Directions.
Retype all of the data. Every line must match exactly.

Task material.

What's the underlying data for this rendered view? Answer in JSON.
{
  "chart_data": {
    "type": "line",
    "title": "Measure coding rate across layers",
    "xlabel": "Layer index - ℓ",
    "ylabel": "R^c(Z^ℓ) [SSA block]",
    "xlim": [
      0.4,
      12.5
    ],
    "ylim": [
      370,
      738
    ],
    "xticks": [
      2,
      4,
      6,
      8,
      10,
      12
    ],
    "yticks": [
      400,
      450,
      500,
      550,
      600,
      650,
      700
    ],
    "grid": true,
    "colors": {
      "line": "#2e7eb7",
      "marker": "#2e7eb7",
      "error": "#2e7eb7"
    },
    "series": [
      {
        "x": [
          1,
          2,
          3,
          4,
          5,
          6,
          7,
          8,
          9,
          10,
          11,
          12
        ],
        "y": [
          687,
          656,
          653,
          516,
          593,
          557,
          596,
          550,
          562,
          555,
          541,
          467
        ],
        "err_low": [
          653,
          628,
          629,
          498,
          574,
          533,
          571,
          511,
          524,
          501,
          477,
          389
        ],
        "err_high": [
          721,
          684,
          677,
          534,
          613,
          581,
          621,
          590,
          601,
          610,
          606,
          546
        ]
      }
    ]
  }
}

Final result.
What's the underlying data for this rendered view? Answer in JSON.
{
  "chart_data": {
    "type": "line",
    "title": "Measure coding rate across layers",
    "xlabel": "Layer index - ℓ",
    "ylabel": "R^c(Z^ℓ) [SSA block]",
    "xlim": [
      0.4,
      12.5
    ],
    "ylim": [
      370,
      738
    ],
    "xticks": [
      2,
      4,
      6,
      8,
      10,
      12
    ],
    "yticks": [
      400,
      450,
      500,
      550,
      600,
      650,
      700
    ],
    "grid": true,
    "colors": {
      "line": "#2e7eb7",
      "marker": "#2e7eb7",
      "error": "#2e7eb7"
    },
    "series": [
      {
        "x": [
          1,
          2,
          3,
          4,
          5,
          6,
          7,
          8,
          9,
          10,
          11,
          12
        ],
        "y": [
          687,
          656,
          653,
          516,
          593,
          557,
          596,
          550,
          562,
          555,
          541,
          467
        ],
        "err_low": [
          653,
          628,
          629,
          498,
          574,
          533,
          571,
          511,
          524,
          501,
          477,
          389
        ],
        "err_high": [
          721,
          684,
          677,
          534,
          613,
          581,
          621,
          590,
          601,
          610,
          606,
          546
        ]
      }
    ]
  }
}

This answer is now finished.